• What is expected:
Each entry below should be reproduced character for character.

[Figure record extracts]
━━━━━━━━━━━━━━━━━━━━
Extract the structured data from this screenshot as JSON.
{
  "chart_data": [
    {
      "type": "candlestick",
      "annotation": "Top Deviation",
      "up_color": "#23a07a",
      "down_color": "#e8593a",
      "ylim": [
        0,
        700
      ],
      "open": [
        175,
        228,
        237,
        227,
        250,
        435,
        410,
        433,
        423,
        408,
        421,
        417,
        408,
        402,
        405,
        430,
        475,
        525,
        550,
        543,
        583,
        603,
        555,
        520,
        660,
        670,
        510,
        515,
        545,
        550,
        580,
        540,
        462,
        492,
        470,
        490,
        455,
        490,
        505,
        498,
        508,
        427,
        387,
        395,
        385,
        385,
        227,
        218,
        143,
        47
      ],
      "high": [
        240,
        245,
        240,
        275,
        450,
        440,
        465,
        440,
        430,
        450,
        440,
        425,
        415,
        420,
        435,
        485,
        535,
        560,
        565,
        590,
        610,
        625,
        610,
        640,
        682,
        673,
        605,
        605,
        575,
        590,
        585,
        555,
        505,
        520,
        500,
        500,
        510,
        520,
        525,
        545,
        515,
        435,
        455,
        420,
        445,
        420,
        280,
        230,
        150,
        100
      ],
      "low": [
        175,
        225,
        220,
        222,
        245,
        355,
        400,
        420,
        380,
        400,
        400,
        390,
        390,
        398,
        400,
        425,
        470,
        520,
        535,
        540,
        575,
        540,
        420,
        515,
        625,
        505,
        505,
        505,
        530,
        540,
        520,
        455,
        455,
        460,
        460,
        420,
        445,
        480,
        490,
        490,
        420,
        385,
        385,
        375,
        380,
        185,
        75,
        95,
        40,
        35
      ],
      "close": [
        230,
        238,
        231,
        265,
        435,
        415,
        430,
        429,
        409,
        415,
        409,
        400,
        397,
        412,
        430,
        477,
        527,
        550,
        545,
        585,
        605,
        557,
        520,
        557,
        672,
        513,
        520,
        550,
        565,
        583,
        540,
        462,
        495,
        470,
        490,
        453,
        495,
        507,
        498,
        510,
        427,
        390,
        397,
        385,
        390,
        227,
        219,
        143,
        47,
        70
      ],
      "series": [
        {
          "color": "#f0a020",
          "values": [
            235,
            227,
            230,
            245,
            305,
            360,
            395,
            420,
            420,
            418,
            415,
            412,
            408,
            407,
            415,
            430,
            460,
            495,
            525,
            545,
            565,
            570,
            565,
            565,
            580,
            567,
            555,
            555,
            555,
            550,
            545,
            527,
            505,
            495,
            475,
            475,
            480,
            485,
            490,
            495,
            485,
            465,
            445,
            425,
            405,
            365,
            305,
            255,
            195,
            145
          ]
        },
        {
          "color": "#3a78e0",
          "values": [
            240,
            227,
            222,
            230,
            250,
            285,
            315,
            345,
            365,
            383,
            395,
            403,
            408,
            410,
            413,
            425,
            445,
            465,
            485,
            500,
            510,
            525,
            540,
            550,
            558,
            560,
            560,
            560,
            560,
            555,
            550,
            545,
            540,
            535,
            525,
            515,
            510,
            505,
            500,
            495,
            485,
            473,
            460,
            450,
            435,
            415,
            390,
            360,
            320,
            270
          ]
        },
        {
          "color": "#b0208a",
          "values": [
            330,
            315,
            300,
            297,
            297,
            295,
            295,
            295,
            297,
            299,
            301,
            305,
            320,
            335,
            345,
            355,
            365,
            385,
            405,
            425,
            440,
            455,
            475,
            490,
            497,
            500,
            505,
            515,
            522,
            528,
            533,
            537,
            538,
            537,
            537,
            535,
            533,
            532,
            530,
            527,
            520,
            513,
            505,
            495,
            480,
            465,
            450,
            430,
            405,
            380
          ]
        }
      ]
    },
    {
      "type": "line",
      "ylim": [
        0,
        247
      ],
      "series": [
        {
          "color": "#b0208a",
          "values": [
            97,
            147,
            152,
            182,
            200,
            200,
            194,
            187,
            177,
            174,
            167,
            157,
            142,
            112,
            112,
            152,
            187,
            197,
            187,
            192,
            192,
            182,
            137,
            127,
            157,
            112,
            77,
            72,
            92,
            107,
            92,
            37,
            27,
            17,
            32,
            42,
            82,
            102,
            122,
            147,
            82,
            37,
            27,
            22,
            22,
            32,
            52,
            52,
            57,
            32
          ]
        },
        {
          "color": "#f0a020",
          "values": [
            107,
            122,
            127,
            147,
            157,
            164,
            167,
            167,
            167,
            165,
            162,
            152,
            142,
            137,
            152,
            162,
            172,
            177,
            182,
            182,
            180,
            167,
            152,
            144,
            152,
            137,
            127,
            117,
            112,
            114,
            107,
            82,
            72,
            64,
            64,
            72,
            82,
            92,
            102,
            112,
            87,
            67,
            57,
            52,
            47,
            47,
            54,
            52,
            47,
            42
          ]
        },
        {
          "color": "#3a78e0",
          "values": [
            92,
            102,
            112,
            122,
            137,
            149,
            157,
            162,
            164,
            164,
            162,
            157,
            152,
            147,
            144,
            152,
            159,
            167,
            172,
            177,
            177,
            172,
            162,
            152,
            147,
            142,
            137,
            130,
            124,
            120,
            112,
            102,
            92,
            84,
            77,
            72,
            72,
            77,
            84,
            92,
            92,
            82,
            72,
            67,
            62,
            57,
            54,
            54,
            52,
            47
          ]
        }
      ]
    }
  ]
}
━━━━━━━━━━━━━━━━━━━━
• Problem solution:
Extract the structured data from this screenshot as JSON.
{
  "chart_data": [
    {
      "type": "candlestick",
      "annotation": "Top Deviation",
      "up_color": "#23a07a",
      "down_color": "#e8593a",
      "ylim": [
        0,
        700
      ],
      "open": [
        175,
        228,
        237,
        227,
        250,
        435,
        410,
        433,
        423,
        408,
        421,
        417,
        408,
        402,
        405,
        430,
        475,
        525,
        550,
        543,
        583,
        603,
        555,
        520,
        660,
        670,
        510,
        515,
        545,
        550,
        580,
        540,
        462,
        492,
        470,
        490,
        455,
        490,
        505,
        498,
        508,
        427,
        387,
        395,
        385,
        385,
        227,
        218,
        143,
        47
      ],
      "high": [
        240,
        245,
        240,
        275,
        450,
        440,
        465,
        440,
        430,
        450,
        440,
        425,
        415,
        420,
        435,
        485,
        535,
        560,
        565,
        590,
        610,
        625,
        610,
        640,
        682,
        673,
        605,
        605,
        575,
        590,
        585,
        555,
        505,
        520,
        500,
        500,
        510,
        520,
        525,
        545,
        515,
        435,
        455,
        420,
        445,
        420,
        280,
        230,
        150,
        100
      ],
      "low": [
        175,
        225,
        220,
        222,
        245,
        355,
        400,
        420,
        380,
        400,
        400,
        390,
        390,
        398,
        400,
        425,
        470,
        520,
        535,
        540,
        575,
        540,
        420,
        515,
        625,
        505,
        505,
        505,
        530,
        540,
        520,
        455,
        455,
        460,
        460,
        420,
        445,
        480,
        490,
        490,
        420,
        385,
        385,
        375,
        380,
        185,
        75,
        95,
        40,
        35
      ],
      "close": [
        230,
        238,
        231,
        265,
        435,
        415,
        430,
        429,
        409,
        415,
        409,
        400,
        397,
        412,
        430,
        477,
        527,
        550,
        545,
        585,
        605,
        557,
        520,
        557,
        672,
        513,
        520,
        550,
        565,
        583,
        540,
        462,
        495,
        470,
        490,
        453,
        495,
        507,
        498,
        510,
        427,
        390,
        397,
        385,
        390,
        227,
        219,
        143,
        47,
        70
      ],
      "series": [
        {
          "color": "#f0a020",
          "values": [
            235,
            227,
            230,
            245,
            305,
            360,
            395,
            420,
            420,
            418,
            415,
            412,
            408,
            407,
            415,
            430,
            460,
            495,
            525,
            545,
            565,
            570,
            565,
            565,
            580,
            567,
            555,
            555,
            555,
            550,
            545,
            527,
            505,
            495,
            475,
            475,
            480,
            485,
            490,
            495,
            485,
            465,
            445,
            425,
            405,
            365,
            305,
            255,
            195,
            145
          ]
        },
        {
          "color": "#3a78e0",
          "values": [
            240,
            227,
            222,
            230,
            250,
            285,
            315,
            345,
            365,
            383,
            395,
            403,
            408,
            410,
            413,
            425,
            445,
            465,
            485,
            500,
            510,
            525,
            540,
            550,
            558,
            560,
            560,
            560,
            560,
            555,
            550,
            545,
            540,
            535,
            525,
            515,
            510,
            505,
            500,
            495,
            485,
            473,
            460,
            450,
            435,
            415,
            390,
            360,
            320,
            270
          ]
        },
        {
          "color": "#b0208a",
          "values": [
            330,
            315,
            300,
            297,
            297,
            295,
            295,
            295,
            297,
            299,
            301,
            305,
            320,
            335,
            345,
            355,
            365,
            385,
            405,
            425,
            440,
            455,
            475,
            490,
            497,
            500,
            505,
            515,
            522,
            528,
            533,
            537,
            538,
            537,
            537,
            535,
            533,
            532,
            530,
            527,
            520,
            513,
            505,
            495,
            480,
            465,
            450,
            430,
            405,
            380
          ]
        }
      ]
    },
    {
      "type": "line",
      "ylim": [
        0,
        247
      ],
      "series": [
        {
          "color": "#b0208a",
          "values": [
            97,
            147,
            152,
            182,
            200,
            200,
            194,
            187,
            177,
            174,
            167,
            157,
            142,
            112,
            112,
            152,
            187,
            197,
            187,
            192,
            192,
            182,
            137,
            127,
            157,
            112,
            77,
            72,
            92,
            107,
            92,
            37,
            27,
            17,
            32,
            42,
            82,
            102,
            122,
            147,
            82,
            37,
            27,
            22,
            22,
            32,
            52,
            52,
            57,
            32
          ]
        },
        {
          "color": "#f0a020",
          "values": [
            107,
            122,
            127,
            147,
            157,
            164,
            167,
            167,
            167,
            165,
            162,
            152,
            142,
            137,
            152,
            162,
            172,
            177,
            182,
            182,
            180,
            167,
            152,
            144,
            152,
            137,
            127,
            117,
            112,
            114,
            107,
            82,
            72,
            64,
            64,
            72,
            82,
            92,
            102,
            112,
            87,
            67,
            57,
            52,
            47,
            47,
            54,
            52,
            47,
            42
          ]
        },
        {
          "color": "#3a78e0",
          "values": [
            92,
            102,
            112,
            122,
            137,
            149,
            157,
            162,
            164,
            164,
            162,
            157,
            152,
            147,
            144,
            152,
            159,
            167,
            172,
            177,
            177,
            172,
            162,
            152,
            147,
            142,
            137,
            130,
            124,
            120,
            112,
            102,
            92,
            84,
            77,
            72,
            72,
            77,
            84,
            92,
            92,
            82,
            72,
            67,
            62,
            57,
            54,
            54,
            52,
            47
          ]
        }
      ]
    }
  ]
}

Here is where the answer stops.